Goal:
Write out the material exactly, leaving every picture behind.

Data listing:
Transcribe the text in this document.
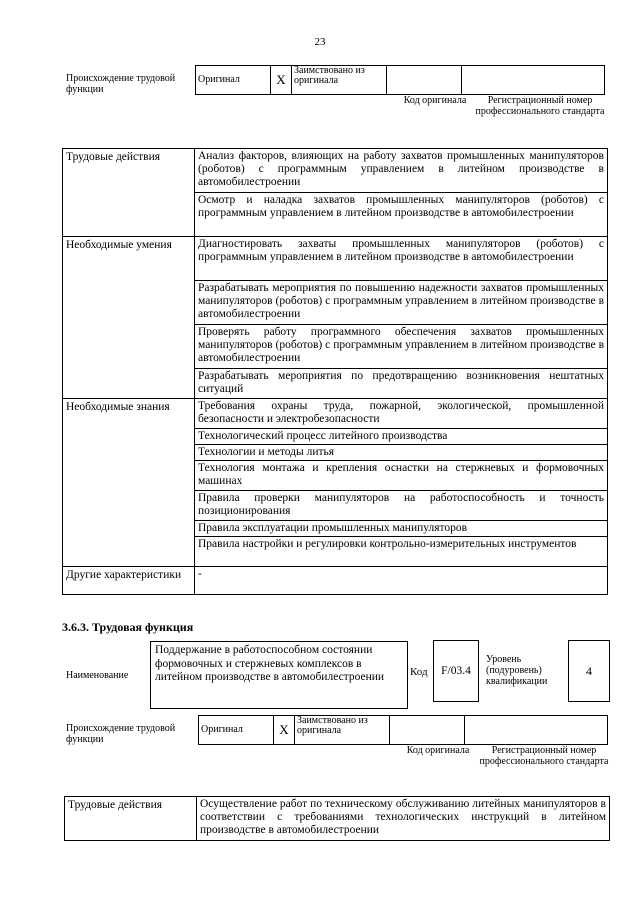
23
Происхождение трудовой функции
Оригинал	X	Заимствовано из оригинала		
Код оригинала	Регистрационный номер профессионального стандарта
Трудовые действия	Анализ факторов, влияющих на работу захватов промышленных манипуляторов (роботов) с программным управлением в литейном производстве в автомобилестроении
	Осмотр и наладка захватов промышленных манипуляторов (роботов) с программным управлением в литейном производстве в автомобилестроении
Необходимые умения	Диагностировать захваты промышленных манипуляторов (роботов) с программным управлением в литейном производстве в автомобилестроении
	Разрабатывать мероприятия по повышению надежности захватов промышленных манипуляторов (роботов) с программным управлением в литейном производстве в автомобилестроении
	Проверять работу программного обеспечения захватов промышленных манипуляторов (роботов) с программным управлением в литейном производстве в автомобилестроении
	Разрабатывать мероприятия по предотвращению возникновения нештатных ситуаций
Необходимые знания	Требования охраны труда, пожарной, экологической, промышленной безопасности и электробезопасности
	Технологический процесс литейного производства
	Технологии и методы литья
	Технология монтажа и крепления оснастки на стержневых и формовочных машинах
	Правила проверки манипуляторов на работоспособность и точность позиционирования
	Правила эксплуатации промышленных манипуляторов
	Правила настройки и регулировки контрольно-измерительных инструментов
Другие характеристики	-
3.6.3. Трудовая функция
Наименование
Поддержание в работоспособном состоянии формовочных и стержневых комплексов в литейном производстве в автомобилестроении	Код	F/03.4
Уровень (подуровень) квалификации
4
Происхождение трудовой функции
Оригинал	X	Заимствовано из оригинала		
Код оригинала	Регистрационный номер профессионального стандарта
Трудовые действия	Осуществление работ по техническому обслуживанию литейных манипуляторов в соответствии с требованиями технологических инструкций в литейном производстве в автомобилестроении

Exercise output:
Transcribe the text in this document.
23
Происхождение трудовой функции
Оригинал	X	Заимствовано из оригинала		
Код оригинала	Регистрационный номер профессионального стандарта
Трудовые действия	Анализ факторов, влияющих на работу захватов промышленных манипуляторов (роботов) с программным управлением в литейном производстве в автомобилестроении
	Осмотр и наладка захватов промышленных манипуляторов (роботов) с программным управлением в литейном производстве в автомобилестроении
Необходимые умения	Диагностировать захваты промышленных манипуляторов (роботов) с программным управлением в литейном производстве в автомобилестроении
	Разрабатывать мероприятия по повышению надежности захватов промышленных манипуляторов (роботов) с программным управлением в литейном производстве в автомобилестроении
	Проверять работу программного обеспечения захватов промышленных манипуляторов (роботов) с программным управлением в литейном производстве в автомобилестроении
	Разрабатывать мероприятия по предотвращению возникновения нештатных ситуаций
Необходимые знания	Требования охраны труда, пожарной, экологической, промышленной безопасности и электробезопасности
	Технологический процесс литейного производства
	Технологии и методы литья
	Технология монтажа и крепления оснастки на стержневых и формовочных машинах
	Правила проверки манипуляторов на работоспособность и точность позиционирования
	Правила эксплуатации промышленных манипуляторов
	Правила настройки и регулировки контрольно-измерительных инструментов
Другие характеристики	-
3.6.3. Трудовая функция
Наименование
Поддержание в работоспособном состоянии формовочных и стержневых комплексов в литейном производстве в автомобилестроении	Код	F/03.4
Уровень (подуровень) квалификации
4
Происхождение трудовой функции
Оригинал	X	Заимствовано из оригинала		
Код оригинала	Регистрационный номер профессионального стандарта
Трудовые действия	Осуществление работ по техническому обслуживанию литейных манипуляторов в соответствии с требованиями технологических инструкций в литейном производстве в автомобилестроении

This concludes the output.